**Task**
Write out the data below exactly as given, without any of its pictures.

— start of Information shown —

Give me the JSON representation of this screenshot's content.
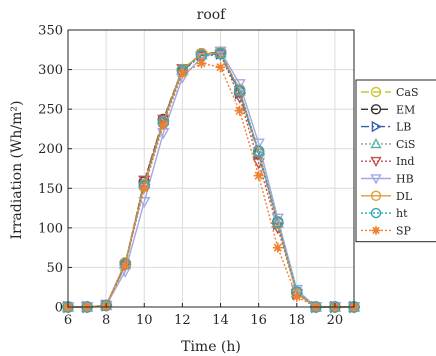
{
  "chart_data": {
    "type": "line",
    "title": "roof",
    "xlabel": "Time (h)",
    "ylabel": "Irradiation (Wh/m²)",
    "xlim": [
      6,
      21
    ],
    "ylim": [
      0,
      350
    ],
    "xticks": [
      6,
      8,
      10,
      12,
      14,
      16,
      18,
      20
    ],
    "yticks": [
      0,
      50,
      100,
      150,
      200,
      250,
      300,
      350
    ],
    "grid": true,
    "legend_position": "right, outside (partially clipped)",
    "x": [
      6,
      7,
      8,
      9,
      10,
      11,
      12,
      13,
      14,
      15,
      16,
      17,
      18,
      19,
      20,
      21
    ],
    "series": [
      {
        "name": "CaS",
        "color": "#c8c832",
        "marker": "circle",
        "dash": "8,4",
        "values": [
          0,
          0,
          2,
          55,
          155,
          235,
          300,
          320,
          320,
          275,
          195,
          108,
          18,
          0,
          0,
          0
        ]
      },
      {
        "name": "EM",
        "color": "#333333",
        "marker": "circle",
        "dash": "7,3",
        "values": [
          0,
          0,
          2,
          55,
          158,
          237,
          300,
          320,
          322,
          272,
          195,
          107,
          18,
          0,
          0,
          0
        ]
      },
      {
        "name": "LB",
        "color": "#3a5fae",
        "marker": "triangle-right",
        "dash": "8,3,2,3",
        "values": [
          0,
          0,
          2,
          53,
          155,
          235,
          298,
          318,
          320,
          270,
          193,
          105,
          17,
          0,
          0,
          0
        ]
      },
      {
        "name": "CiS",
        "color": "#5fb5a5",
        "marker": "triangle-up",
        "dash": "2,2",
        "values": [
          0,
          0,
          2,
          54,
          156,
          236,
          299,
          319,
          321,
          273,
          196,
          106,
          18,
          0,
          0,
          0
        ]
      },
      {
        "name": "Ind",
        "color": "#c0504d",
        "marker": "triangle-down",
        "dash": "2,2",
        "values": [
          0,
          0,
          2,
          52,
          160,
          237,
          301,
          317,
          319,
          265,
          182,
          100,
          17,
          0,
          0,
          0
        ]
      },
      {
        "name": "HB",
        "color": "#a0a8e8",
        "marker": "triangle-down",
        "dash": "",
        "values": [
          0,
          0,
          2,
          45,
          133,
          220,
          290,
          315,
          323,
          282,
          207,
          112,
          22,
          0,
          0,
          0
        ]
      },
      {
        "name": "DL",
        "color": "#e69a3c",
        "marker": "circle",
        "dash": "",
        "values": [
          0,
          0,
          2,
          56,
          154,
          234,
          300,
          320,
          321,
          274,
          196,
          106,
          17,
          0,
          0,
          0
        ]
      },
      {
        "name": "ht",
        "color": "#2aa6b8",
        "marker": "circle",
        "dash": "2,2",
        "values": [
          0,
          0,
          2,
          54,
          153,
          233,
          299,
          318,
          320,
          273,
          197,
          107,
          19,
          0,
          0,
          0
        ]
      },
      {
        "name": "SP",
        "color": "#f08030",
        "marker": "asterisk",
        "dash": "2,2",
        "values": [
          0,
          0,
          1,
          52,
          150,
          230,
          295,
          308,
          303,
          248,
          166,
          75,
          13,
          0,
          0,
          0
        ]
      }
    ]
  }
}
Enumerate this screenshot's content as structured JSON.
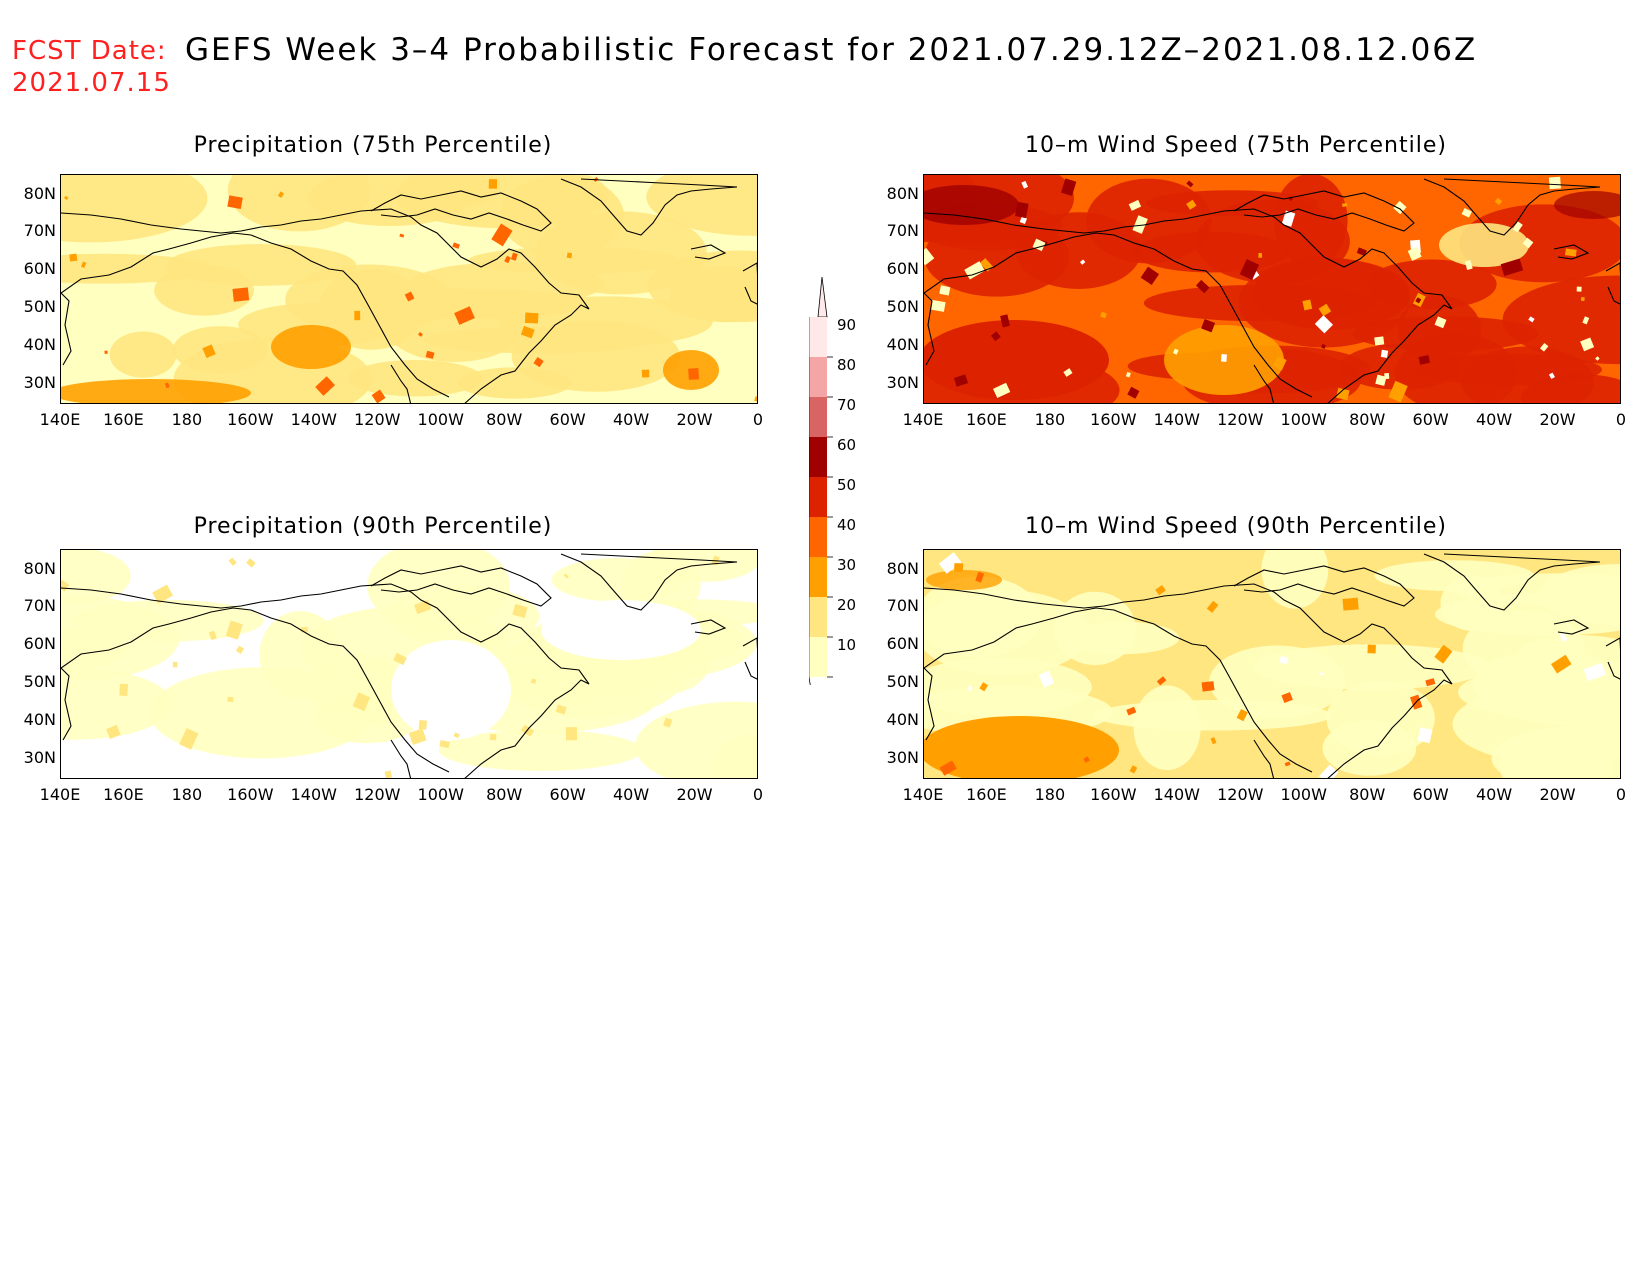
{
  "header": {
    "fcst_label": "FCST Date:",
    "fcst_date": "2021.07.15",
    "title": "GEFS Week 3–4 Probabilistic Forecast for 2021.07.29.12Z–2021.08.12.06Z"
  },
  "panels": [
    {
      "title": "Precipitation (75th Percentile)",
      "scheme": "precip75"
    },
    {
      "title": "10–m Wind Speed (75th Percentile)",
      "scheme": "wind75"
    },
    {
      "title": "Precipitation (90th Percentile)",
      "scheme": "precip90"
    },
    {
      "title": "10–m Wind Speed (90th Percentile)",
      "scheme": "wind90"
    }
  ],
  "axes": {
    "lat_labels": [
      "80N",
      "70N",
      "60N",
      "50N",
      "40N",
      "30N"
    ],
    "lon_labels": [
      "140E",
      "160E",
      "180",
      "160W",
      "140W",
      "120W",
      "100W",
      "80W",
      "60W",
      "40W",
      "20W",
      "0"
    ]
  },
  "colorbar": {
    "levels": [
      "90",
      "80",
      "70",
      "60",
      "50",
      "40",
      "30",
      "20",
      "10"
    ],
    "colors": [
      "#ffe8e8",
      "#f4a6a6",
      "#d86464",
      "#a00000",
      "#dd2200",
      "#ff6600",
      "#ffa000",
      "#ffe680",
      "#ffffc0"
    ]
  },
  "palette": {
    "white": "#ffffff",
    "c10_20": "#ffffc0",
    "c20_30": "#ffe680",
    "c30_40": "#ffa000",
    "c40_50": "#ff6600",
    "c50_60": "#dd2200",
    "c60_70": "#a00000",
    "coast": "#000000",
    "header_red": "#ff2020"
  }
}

— end of Information shown —

**Result**
Give me the JSON representation of this screenshot's content.
{
  "chart_data": {
    "type": "line",
    "title": "roof",
    "xlabel": "Time (h)",
    "ylabel": "Irradiation (Wh/m²)",
    "xlim": [
      6,
      21
    ],
    "ylim": [
      0,
      350
    ],
    "xticks": [
      6,
      8,
      10,
      12,
      14,
      16,
      18,
      20
    ],
    "yticks": [
      0,
      50,
      100,
      150,
      200,
      250,
      300,
      350
    ],
    "grid": true,
    "legend_position": "right, outside (partially clipped)",
    "x": [
      6,
      7,
      8,
      9,
      10,
      11,
      12,
      13,
      14,
      15,
      16,
      17,
      18,
      19,
      20,
      21
    ],
    "series": [
      {
        "name": "CaS",
        "color": "#c8c832",
        "marker": "circle",
        "dash": "8,4",
        "values": [
          0,
          0,
          2,
          55,
          155,
          235,
          300,
          320,
          320,
          275,
          195,
          108,
          18,
          0,
          0,
          0
        ]
      },
      {
        "name": "EM",
        "color": "#333333",
        "marker": "circle",
        "dash": "7,3",
        "values": [
          0,
          0,
          2,
          55,
          158,
          237,
          300,
          320,
          322,
          272,
          195,
          107,
          18,
          0,
          0,
          0
        ]
      },
      {
        "name": "LB",
        "color": "#3a5fae",
        "marker": "triangle-right",
        "dash": "8,3,2,3",
        "values": [
          0,
          0,
          2,
          53,
          155,
          235,
          298,
          318,
          320,
          270,
          193,
          105,
          17,
          0,
          0,
          0
        ]
      },
      {
        "name": "CiS",
        "color": "#5fb5a5",
        "marker": "triangle-up",
        "dash": "2,2",
        "values": [
          0,
          0,
          2,
          54,
          156,
          236,
          299,
          319,
          321,
          273,
          196,
          106,
          18,
          0,
          0,
          0
        ]
      },
      {
        "name": "Ind",
        "color": "#c0504d",
        "marker": "triangle-down",
        "dash": "2,2",
        "values": [
          0,
          0,
          2,
          52,
          160,
          237,
          301,
          317,
          319,
          265,
          182,
          100,
          17,
          0,
          0,
          0
        ]
      },
      {
        "name": "HB",
        "color": "#a0a8e8",
        "marker": "triangle-down",
        "dash": "",
        "values": [
          0,
          0,
          2,
          45,
          133,
          220,
          290,
          315,
          323,
          282,
          207,
          112,
          22,
          0,
          0,
          0
        ]
      },
      {
        "name": "DL",
        "color": "#e69a3c",
        "marker": "circle",
        "dash": "",
        "values": [
          0,
          0,
          2,
          56,
          154,
          234,
          300,
          320,
          321,
          274,
          196,
          106,
          17,
          0,
          0,
          0
        ]
      },
      {
        "name": "ht",
        "color": "#2aa6b8",
        "marker": "circle",
        "dash": "2,2",
        "values": [
          0,
          0,
          2,
          54,
          153,
          233,
          299,
          318,
          320,
          273,
          197,
          107,
          19,
          0,
          0,
          0
        ]
      },
      {
        "name": "SP",
        "color": "#f08030",
        "marker": "asterisk",
        "dash": "2,2",
        "values": [
          0,
          0,
          1,
          52,
          150,
          230,
          295,
          308,
          303,
          248,
          166,
          75,
          13,
          0,
          0,
          0
        ]
      }
    ]
  }
}
Enumerate this screenshot's content as structured JSON.
{
  "header": {
    "fcst_label": "FCST Date:",
    "fcst_date": "2021.07.15",
    "title": "GEFS Week 3–4 Probabilistic Forecast for 2021.07.29.12Z–2021.08.12.06Z"
  },
  "panels": [
    {
      "title": "Precipitation (75th Percentile)",
      "scheme": "precip75"
    },
    {
      "title": "10–m Wind Speed (75th Percentile)",
      "scheme": "wind75"
    },
    {
      "title": "Precipitation (90th Percentile)",
      "scheme": "precip90"
    },
    {
      "title": "10–m Wind Speed (90th Percentile)",
      "scheme": "wind90"
    }
  ],
  "axes": {
    "lat_labels": [
      "80N",
      "70N",
      "60N",
      "50N",
      "40N",
      "30N"
    ],
    "lon_labels": [
      "140E",
      "160E",
      "180",
      "160W",
      "140W",
      "120W",
      "100W",
      "80W",
      "60W",
      "40W",
      "20W",
      "0"
    ]
  },
  "colorbar": {
    "levels": [
      "90",
      "80",
      "70",
      "60",
      "50",
      "40",
      "30",
      "20",
      "10"
    ],
    "colors": [
      "#ffe8e8",
      "#f4a6a6",
      "#d86464",
      "#a00000",
      "#dd2200",
      "#ff6600",
      "#ffa000",
      "#ffe680",
      "#ffffc0"
    ]
  },
  "palette": {
    "white": "#ffffff",
    "c10_20": "#ffffc0",
    "c20_30": "#ffe680",
    "c30_40": "#ffa000",
    "c40_50": "#ff6600",
    "c50_60": "#dd2200",
    "c60_70": "#a00000",
    "coast": "#000000",
    "header_red": "#ff2020"
  }
}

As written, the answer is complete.